**Short problem:** Reproduce all of the material exactly as shown.

....

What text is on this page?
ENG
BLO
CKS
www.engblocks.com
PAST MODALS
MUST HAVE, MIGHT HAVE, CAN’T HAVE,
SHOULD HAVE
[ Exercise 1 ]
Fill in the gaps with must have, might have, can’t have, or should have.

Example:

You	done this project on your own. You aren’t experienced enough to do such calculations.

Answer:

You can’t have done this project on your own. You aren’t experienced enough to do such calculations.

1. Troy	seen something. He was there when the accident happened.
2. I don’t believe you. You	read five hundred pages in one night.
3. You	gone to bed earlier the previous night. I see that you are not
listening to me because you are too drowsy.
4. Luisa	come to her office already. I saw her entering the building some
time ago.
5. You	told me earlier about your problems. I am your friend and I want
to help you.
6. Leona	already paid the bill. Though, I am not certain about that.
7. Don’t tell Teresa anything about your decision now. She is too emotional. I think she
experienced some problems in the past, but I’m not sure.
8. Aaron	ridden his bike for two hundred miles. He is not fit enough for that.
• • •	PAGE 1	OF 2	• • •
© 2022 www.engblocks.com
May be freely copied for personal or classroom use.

....

**The output:**
What text is on this page?
ENG
BLO
CKS
www.engblocks.com
PAST MODALS
MUST HAVE, MIGHT HAVE, CAN’T HAVE,
SHOULD HAVE
[ Exercise 1 ]
Fill in the gaps with must have, might have, can’t have, or should have.

Example:

You	done this project on your own. You aren’t experienced enough to do such calculations.

Answer:

You can’t have done this project on your own. You aren’t experienced enough to do such calculations.

1. Troy	seen something. He was there when the accident happened.
2. I don’t believe you. You	read five hundred pages in one night.
3. You	gone to bed earlier the previous night. I see that you are not
listening to me because you are too drowsy.
4. Luisa	come to her office already. I saw her entering the building some
time ago.
5. You	told me earlier about your problems. I am your friend and I want
to help you.
6. Leona	already paid the bill. Though, I am not certain about that.
7. Don’t tell Teresa anything about your decision now. She is too emotional. I think she
experienced some problems in the past, but I’m not sure.
8. Aaron	ridden his bike for two hundred miles. He is not fit enough for that.
• • •	PAGE 1	OF 2	• • •
© 2022 www.engblocks.com
May be freely copied for personal or classroom use.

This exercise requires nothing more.